**Set exercise**
Locate each line holding the string "答案示例" and copy it.

Saved entries:
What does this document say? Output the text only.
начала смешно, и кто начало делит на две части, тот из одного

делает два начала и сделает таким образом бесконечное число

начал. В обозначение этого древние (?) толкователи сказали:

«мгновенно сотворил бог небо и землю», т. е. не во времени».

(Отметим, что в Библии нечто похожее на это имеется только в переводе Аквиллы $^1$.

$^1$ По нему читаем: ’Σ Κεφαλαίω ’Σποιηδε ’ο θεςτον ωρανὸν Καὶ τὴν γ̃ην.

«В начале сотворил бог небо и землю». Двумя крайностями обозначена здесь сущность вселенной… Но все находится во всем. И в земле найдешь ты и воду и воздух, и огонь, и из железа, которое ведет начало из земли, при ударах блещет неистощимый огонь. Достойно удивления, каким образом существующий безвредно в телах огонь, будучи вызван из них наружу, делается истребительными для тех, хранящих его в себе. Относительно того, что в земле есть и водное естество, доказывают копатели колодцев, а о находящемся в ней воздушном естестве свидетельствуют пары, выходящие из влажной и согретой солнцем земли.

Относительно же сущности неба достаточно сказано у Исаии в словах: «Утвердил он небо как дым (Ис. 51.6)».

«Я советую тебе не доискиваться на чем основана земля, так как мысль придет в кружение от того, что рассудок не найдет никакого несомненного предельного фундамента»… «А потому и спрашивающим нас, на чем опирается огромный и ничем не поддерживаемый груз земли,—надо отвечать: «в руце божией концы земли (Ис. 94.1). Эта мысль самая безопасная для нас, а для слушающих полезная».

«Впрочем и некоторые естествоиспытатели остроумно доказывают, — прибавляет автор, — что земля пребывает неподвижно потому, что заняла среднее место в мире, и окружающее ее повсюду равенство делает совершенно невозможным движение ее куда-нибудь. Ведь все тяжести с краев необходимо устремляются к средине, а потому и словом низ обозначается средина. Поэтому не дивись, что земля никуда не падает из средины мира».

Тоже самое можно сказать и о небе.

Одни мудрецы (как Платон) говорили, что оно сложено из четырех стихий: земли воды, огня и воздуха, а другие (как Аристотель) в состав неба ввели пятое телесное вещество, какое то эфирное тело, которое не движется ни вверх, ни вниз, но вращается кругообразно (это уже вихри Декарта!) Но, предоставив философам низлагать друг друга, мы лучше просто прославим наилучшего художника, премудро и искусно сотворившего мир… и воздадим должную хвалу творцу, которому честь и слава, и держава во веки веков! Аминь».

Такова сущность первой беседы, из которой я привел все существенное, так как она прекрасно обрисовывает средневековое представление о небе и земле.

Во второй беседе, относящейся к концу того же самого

---

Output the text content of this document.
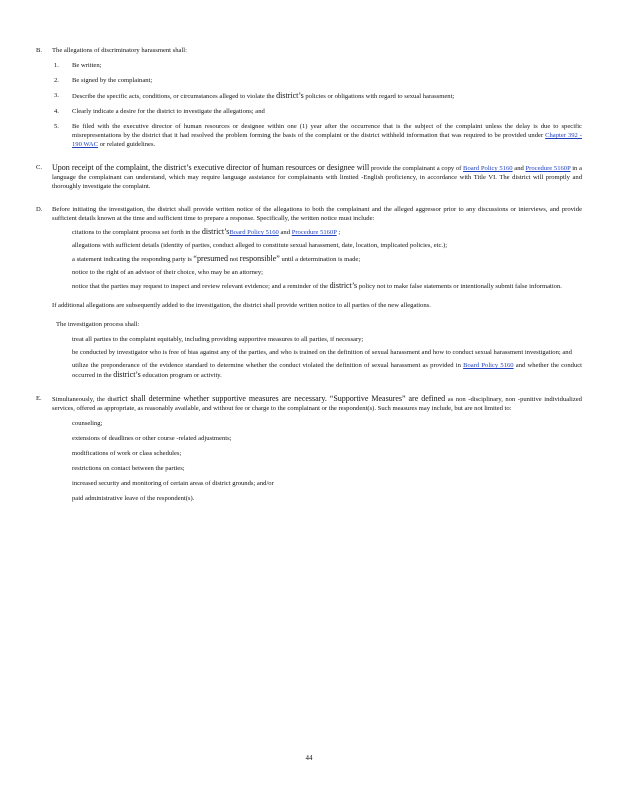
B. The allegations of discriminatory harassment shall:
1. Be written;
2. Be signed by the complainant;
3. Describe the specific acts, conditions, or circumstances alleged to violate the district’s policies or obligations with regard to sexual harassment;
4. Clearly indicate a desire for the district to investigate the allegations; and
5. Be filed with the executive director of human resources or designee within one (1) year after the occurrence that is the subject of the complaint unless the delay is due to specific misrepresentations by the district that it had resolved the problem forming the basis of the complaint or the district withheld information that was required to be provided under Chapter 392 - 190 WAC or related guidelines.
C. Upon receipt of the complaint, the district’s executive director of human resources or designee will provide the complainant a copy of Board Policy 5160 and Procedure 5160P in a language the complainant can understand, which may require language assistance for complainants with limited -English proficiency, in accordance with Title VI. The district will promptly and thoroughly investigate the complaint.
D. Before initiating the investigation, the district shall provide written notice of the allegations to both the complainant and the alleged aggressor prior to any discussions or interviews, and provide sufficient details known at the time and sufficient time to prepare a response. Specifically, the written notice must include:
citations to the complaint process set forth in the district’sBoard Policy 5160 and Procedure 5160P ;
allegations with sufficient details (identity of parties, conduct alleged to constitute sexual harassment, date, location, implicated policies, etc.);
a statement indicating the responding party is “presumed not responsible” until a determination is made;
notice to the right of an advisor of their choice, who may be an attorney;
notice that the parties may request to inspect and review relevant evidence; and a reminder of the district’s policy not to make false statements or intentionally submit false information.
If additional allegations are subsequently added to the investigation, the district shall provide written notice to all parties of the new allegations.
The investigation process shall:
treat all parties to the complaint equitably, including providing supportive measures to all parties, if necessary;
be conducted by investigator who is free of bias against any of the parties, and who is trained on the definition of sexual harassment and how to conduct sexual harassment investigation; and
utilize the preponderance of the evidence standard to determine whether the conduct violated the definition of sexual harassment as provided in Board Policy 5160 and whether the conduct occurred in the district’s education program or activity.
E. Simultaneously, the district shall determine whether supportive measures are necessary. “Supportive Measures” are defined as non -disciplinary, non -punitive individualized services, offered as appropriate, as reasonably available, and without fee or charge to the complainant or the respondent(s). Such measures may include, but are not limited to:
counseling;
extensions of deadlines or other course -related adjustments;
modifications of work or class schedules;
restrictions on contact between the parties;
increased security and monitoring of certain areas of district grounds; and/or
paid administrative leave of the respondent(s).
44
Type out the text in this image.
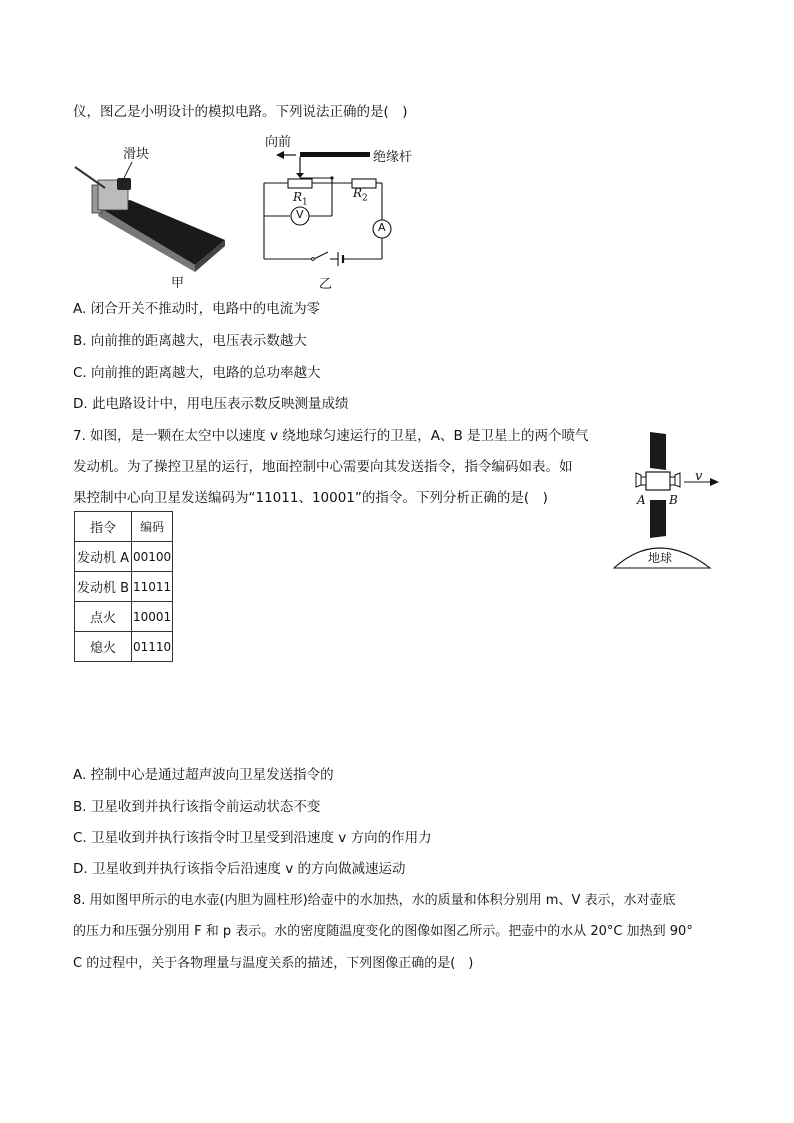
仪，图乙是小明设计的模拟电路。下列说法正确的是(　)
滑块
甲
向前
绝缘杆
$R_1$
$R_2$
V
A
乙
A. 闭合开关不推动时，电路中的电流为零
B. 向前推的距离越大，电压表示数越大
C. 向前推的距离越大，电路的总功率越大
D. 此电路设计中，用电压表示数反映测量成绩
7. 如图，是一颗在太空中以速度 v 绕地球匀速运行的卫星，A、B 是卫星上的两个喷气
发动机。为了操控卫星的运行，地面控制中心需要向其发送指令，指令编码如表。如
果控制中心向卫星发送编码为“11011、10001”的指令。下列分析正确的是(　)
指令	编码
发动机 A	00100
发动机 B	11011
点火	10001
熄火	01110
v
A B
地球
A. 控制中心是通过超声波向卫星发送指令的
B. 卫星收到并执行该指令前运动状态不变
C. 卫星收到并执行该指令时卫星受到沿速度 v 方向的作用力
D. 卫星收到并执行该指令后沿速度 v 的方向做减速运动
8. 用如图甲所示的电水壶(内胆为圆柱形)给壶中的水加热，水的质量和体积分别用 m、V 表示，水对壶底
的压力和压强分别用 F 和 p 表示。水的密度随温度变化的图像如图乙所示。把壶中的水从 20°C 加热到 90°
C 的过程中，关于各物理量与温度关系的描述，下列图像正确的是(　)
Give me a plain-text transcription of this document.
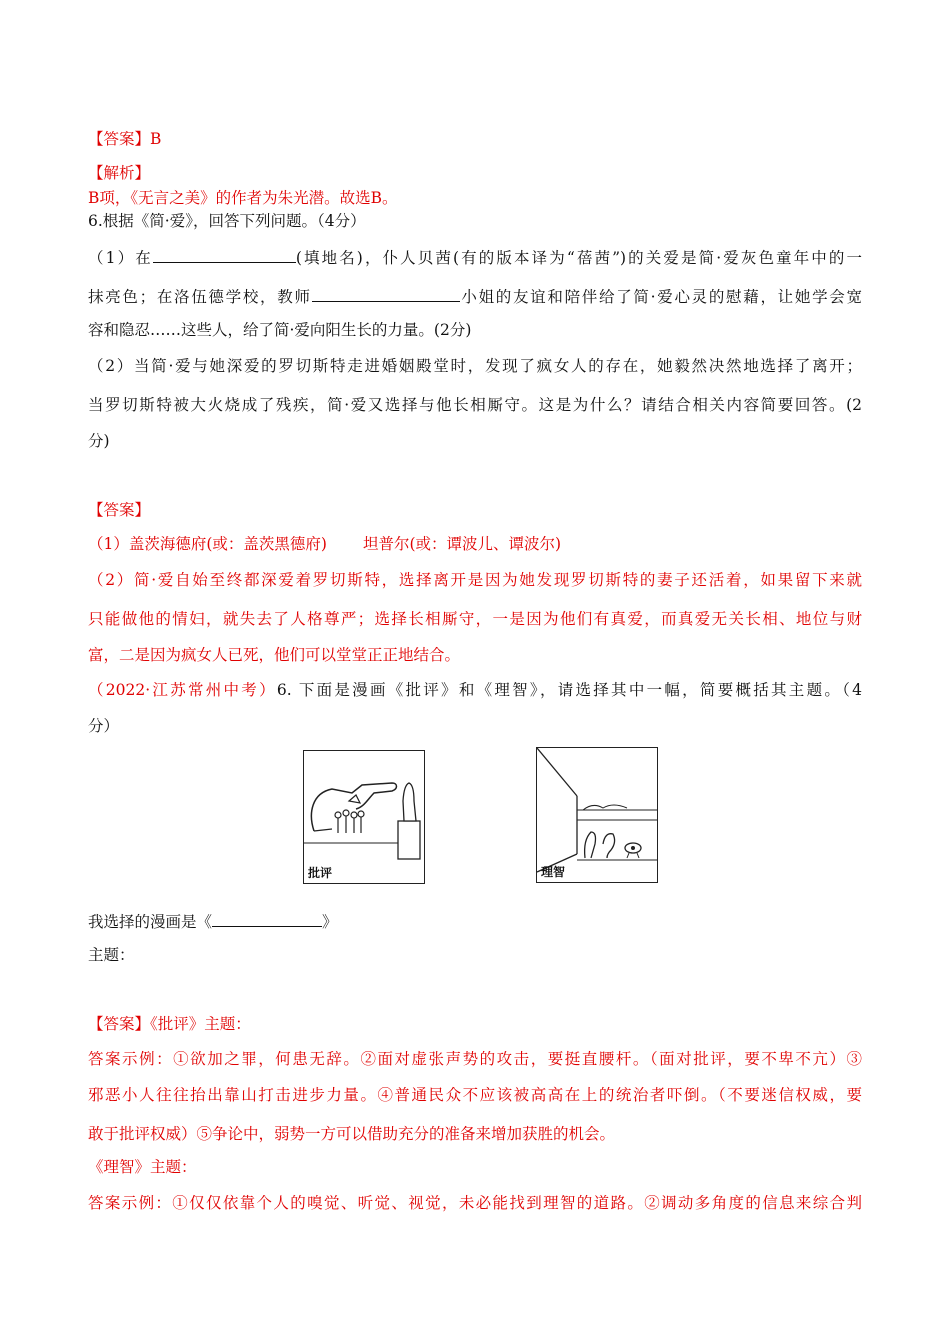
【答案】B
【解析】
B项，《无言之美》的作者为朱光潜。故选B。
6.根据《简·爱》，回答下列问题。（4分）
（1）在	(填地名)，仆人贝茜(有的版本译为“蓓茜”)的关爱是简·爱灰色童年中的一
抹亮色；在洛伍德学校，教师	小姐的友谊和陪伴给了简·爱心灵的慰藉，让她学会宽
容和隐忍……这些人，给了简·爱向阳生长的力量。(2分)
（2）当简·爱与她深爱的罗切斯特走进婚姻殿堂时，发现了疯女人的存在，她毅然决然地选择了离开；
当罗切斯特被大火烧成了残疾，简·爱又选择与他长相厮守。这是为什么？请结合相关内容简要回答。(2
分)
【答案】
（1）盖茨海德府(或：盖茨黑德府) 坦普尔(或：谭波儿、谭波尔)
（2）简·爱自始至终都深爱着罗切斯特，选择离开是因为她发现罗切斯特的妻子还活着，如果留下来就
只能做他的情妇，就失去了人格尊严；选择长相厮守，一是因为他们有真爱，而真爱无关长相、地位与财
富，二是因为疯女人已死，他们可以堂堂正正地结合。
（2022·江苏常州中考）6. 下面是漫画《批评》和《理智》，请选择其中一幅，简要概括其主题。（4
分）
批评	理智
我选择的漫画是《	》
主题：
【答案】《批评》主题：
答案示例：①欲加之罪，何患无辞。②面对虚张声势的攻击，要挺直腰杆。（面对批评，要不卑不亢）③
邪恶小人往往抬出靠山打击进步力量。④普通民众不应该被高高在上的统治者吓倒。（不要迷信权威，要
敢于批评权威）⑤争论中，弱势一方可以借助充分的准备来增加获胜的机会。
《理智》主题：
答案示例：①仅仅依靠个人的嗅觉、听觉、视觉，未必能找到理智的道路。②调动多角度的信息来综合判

--

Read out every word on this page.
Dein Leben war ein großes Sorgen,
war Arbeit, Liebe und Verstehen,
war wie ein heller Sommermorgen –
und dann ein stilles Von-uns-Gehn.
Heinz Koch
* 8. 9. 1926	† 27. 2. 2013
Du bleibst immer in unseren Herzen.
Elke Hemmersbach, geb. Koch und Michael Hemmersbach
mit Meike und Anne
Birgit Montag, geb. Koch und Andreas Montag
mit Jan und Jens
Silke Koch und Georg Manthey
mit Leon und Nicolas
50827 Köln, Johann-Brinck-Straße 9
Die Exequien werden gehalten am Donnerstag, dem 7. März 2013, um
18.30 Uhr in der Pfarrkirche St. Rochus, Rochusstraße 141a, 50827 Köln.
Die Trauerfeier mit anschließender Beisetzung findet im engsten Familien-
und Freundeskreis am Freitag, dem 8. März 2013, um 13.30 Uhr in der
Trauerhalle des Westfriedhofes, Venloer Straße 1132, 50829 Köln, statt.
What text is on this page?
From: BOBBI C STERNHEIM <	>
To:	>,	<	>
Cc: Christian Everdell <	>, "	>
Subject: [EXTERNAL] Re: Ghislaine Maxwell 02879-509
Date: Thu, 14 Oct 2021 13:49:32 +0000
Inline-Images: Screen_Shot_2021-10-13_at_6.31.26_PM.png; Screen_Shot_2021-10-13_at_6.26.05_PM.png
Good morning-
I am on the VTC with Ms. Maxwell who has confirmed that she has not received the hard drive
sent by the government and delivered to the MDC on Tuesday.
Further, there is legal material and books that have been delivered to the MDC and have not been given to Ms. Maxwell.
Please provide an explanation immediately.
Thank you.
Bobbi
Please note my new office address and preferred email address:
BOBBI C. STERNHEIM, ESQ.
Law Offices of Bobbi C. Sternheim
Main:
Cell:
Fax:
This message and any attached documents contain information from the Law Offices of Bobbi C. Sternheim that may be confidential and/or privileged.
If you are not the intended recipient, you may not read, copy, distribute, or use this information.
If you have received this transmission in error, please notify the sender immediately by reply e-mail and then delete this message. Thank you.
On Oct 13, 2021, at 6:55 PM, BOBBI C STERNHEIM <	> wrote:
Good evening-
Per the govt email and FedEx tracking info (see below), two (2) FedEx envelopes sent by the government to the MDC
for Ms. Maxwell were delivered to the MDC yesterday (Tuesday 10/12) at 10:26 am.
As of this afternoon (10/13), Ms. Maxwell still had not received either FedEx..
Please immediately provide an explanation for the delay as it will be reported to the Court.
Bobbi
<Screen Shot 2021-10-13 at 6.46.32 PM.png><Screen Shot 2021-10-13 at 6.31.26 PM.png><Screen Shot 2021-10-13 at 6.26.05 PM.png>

**Result below**
答案示例：①欲加之罪，何患无辞。②面对虚张声势的攻击，要挺直腰杆。（面对批评，要不卑不亢）③
答案示例：①仅仅依靠个人的嗅觉、听觉、视觉，未必能找到理智的道路。②调动多角度的信息来综合判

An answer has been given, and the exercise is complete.